[BEGIN]

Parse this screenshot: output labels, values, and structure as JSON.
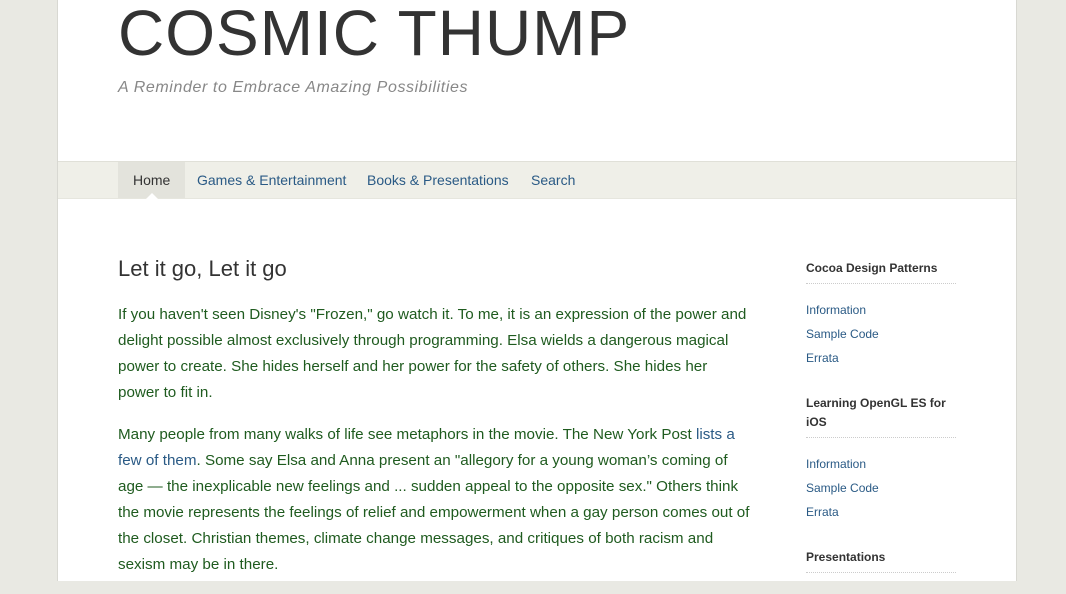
{
  "site": {
    "title": "COSMIC THUMP",
    "tagline": "A Reminder to Embrace Amazing Possibilities"
  },
  "nav": {
    "items": [
      {
        "label": "Home",
        "active": true
      },
      {
        "label": "Games & Entertainment"
      },
      {
        "label": "Books & Presentations"
      },
      {
        "label": "Search"
      }
    ]
  },
  "post": {
    "title": "Let it go, Let it go",
    "p1": "If you haven't seen Disney's \"Frozen,\" go watch it. To me, it is an expression of the power and delight possible almost exclusively through programming. Elsa wields a dangerous magical power to create. She hides herself and her power for the safety of others. She hides her power to fit in.",
    "p2_before": "Many people from many walks of life see metaphors in the movie. The New York Post ",
    "p2_link": "lists a few of them",
    "p2_after": ". Some say Elsa and Anna present an \"allegory for a young woman’s coming of age — the inexplicable new feelings and ... sudden appeal to the opposite sex.\" Others think the movie represents the feelings of relief and empowerment when a gay person comes out of the closet. Christian themes, climate change messages, and critiques of both racism and sexism may be in there."
  },
  "sidebar": {
    "widgets": [
      {
        "title": "Cocoa Design Patterns",
        "links": [
          "Information",
          "Sample Code",
          "Errata"
        ]
      },
      {
        "title": "Learning OpenGL ES for iOS",
        "links": [
          "Information",
          "Sample Code",
          "Errata"
        ]
      },
      {
        "title": "Presentations",
        "links": []
      }
    ]
  },
  "colors": {
    "body_text": "#1f5b1f",
    "link": "#2a5a85",
    "nav_bg": "#efefe8",
    "page_bg": "#e9e9e3"
  }
}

[END]

-- EXERCISE BRIEF --
Filter the records for lines holding the string "title". Copy each one.

-- REPLY TO THE TASK --
    "title": "COSMIC THUMP",
    "title": "Let it go, Let it go",
        "title": "Cocoa Design Patterns",
        "title": "Learning OpenGL ES for iOS",
        "title": "Presentations",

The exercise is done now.